§ **Your task**:
Every line that includes the word "eiendommen" is to be listed.

§ **Records for the exercise**:
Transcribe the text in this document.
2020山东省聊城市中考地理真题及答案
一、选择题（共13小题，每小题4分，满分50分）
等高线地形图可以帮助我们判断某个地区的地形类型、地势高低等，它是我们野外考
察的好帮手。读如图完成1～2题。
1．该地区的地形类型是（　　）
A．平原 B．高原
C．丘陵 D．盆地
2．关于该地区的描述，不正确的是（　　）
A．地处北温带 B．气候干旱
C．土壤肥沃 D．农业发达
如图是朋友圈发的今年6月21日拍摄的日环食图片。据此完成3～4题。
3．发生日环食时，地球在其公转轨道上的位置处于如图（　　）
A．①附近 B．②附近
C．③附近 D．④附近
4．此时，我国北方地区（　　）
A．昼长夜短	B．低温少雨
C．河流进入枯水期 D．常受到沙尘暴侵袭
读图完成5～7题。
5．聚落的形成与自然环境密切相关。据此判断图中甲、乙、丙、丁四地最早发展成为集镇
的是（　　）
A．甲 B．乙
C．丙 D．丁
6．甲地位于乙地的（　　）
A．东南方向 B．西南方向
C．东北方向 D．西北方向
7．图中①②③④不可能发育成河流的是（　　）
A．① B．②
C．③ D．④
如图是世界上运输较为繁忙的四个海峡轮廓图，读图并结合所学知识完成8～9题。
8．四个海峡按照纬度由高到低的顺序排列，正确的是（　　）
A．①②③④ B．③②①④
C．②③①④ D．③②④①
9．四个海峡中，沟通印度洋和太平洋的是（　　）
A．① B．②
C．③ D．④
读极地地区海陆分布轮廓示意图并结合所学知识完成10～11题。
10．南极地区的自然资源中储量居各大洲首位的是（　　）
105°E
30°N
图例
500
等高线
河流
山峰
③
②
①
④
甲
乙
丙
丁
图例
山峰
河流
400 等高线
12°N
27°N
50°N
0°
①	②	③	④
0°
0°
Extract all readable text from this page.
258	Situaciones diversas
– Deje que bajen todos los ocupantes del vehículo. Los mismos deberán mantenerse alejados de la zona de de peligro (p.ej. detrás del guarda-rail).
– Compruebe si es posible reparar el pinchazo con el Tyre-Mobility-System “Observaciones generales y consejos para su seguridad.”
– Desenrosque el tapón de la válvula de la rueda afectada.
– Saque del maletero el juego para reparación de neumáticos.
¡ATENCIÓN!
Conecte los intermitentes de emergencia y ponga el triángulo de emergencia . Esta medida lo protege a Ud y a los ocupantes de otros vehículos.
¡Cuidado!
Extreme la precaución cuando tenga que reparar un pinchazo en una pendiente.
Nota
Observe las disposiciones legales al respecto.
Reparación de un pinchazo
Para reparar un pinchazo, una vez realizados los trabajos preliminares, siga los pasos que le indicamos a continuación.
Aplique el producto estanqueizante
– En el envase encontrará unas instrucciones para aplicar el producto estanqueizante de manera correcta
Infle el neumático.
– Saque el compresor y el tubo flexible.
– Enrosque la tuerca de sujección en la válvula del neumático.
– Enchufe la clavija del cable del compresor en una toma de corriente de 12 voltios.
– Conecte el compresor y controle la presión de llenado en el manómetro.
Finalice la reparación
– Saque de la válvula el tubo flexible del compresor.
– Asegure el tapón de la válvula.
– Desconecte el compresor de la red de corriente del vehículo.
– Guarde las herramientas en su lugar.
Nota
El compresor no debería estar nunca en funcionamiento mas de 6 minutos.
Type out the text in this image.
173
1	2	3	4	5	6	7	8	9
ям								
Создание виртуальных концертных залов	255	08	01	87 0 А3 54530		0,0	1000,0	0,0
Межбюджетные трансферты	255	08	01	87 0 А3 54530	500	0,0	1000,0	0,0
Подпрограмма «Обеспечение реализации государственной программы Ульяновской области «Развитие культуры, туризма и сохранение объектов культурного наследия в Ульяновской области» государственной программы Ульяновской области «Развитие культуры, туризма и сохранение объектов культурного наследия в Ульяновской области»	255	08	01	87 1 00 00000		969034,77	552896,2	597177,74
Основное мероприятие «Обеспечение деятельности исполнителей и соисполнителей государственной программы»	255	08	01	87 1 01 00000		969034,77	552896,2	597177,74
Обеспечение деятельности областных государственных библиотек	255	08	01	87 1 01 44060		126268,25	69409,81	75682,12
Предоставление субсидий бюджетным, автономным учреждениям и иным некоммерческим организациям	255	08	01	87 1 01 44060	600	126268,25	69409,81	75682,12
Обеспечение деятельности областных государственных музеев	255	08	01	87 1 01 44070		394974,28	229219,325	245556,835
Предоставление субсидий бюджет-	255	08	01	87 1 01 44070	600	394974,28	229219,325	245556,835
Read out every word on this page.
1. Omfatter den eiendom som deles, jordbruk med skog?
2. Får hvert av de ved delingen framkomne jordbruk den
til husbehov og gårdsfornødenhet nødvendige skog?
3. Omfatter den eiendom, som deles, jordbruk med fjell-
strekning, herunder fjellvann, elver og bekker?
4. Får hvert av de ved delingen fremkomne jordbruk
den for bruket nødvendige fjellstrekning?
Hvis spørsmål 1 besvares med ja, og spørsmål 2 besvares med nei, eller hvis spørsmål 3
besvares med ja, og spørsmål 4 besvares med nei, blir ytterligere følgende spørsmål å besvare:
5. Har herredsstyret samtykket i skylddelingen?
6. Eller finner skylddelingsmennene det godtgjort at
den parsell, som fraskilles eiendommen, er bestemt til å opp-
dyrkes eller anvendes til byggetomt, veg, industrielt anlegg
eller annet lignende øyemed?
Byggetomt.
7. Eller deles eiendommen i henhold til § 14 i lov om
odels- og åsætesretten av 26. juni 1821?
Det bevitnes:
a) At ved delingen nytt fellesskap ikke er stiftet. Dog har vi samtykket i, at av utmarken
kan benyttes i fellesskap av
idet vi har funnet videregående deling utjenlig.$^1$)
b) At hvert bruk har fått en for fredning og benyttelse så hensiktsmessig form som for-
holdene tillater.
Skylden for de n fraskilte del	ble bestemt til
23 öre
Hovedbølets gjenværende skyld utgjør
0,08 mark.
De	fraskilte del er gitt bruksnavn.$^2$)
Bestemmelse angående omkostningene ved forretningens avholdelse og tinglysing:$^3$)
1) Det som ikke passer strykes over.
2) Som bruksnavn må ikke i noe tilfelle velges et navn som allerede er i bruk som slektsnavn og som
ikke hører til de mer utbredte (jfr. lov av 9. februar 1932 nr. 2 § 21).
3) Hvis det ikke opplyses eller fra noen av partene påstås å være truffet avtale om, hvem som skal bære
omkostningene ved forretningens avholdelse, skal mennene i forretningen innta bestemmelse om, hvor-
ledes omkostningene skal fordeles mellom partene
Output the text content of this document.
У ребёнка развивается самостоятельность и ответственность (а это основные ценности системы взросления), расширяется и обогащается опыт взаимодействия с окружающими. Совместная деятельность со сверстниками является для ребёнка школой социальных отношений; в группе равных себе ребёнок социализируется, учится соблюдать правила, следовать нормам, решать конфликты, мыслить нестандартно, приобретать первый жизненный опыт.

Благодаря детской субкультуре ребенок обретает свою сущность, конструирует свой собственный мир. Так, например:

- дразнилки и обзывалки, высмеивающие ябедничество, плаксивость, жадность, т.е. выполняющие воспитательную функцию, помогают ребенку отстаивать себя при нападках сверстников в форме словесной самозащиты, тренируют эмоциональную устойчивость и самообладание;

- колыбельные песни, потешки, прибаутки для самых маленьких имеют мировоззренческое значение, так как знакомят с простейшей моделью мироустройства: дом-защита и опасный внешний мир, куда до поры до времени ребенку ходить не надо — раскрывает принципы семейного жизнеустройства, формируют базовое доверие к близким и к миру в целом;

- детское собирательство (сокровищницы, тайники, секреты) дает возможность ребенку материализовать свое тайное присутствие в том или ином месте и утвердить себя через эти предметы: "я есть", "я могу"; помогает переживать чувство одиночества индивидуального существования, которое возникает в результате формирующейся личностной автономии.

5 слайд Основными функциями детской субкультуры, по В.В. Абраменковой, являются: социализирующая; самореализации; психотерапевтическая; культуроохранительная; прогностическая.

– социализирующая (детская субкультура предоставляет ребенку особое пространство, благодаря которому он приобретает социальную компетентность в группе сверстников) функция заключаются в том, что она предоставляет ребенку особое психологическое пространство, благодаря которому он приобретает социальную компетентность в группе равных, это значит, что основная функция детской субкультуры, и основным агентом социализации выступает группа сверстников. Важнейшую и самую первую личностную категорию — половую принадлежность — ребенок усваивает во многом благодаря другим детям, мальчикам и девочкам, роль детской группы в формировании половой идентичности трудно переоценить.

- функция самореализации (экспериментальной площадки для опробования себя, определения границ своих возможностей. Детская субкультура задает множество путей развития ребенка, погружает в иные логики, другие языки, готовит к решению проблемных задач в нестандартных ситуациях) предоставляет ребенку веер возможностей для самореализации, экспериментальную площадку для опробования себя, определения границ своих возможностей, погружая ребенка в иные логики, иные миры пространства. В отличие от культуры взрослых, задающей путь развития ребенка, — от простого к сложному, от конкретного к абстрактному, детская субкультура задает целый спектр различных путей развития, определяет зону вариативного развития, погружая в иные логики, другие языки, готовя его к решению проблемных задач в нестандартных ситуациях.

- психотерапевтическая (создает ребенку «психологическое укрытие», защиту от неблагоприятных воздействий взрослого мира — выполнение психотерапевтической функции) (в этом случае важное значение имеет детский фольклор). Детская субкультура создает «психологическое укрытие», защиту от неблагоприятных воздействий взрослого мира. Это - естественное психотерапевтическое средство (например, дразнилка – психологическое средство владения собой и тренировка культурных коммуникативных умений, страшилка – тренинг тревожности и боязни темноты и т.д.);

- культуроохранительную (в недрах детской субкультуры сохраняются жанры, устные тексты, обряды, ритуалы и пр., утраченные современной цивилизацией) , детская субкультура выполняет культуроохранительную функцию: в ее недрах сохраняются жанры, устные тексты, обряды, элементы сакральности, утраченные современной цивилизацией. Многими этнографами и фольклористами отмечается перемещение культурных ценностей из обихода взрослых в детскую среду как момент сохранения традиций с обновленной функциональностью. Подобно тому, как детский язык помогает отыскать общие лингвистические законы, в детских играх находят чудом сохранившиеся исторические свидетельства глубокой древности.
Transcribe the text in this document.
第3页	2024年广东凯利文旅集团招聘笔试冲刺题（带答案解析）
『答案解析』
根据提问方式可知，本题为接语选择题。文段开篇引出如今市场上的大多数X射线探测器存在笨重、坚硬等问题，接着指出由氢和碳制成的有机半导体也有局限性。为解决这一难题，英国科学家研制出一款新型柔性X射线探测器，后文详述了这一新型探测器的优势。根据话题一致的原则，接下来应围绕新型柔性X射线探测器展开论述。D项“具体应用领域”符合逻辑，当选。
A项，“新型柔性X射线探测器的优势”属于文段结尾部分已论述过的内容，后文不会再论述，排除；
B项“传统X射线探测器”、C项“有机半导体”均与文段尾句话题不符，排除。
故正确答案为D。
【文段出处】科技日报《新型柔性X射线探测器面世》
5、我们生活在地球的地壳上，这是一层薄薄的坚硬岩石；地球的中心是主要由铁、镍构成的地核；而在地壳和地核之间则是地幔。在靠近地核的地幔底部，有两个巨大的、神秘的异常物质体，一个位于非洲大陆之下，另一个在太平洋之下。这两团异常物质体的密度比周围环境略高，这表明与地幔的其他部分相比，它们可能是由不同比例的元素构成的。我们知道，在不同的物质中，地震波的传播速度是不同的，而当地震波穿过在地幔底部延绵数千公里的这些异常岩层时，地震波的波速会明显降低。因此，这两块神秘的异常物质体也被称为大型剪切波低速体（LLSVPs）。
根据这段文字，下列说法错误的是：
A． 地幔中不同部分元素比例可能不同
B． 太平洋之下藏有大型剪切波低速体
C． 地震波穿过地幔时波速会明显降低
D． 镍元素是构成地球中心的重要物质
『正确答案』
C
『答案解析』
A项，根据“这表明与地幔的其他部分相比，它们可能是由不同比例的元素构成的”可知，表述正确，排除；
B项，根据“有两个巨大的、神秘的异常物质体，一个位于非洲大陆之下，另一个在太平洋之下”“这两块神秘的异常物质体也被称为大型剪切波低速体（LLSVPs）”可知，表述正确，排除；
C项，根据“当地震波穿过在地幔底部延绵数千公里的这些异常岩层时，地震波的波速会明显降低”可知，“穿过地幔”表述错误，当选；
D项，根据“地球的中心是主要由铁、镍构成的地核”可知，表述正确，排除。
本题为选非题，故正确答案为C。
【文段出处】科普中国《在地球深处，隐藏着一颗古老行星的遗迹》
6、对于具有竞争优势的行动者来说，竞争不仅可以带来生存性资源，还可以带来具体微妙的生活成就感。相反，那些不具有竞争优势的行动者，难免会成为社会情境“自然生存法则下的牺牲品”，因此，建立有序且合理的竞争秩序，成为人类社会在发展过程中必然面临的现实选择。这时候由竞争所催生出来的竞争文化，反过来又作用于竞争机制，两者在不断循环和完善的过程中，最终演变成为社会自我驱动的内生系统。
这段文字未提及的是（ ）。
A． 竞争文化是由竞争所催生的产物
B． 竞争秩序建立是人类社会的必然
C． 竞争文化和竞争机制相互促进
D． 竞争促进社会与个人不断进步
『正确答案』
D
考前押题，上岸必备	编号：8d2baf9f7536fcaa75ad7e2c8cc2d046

§ **Solution to this problem**:
den parsell, som fraskilles eiendommen, er bestemt til å opp-
7. Eller deles eiendommen i henhold til § 14 i lov om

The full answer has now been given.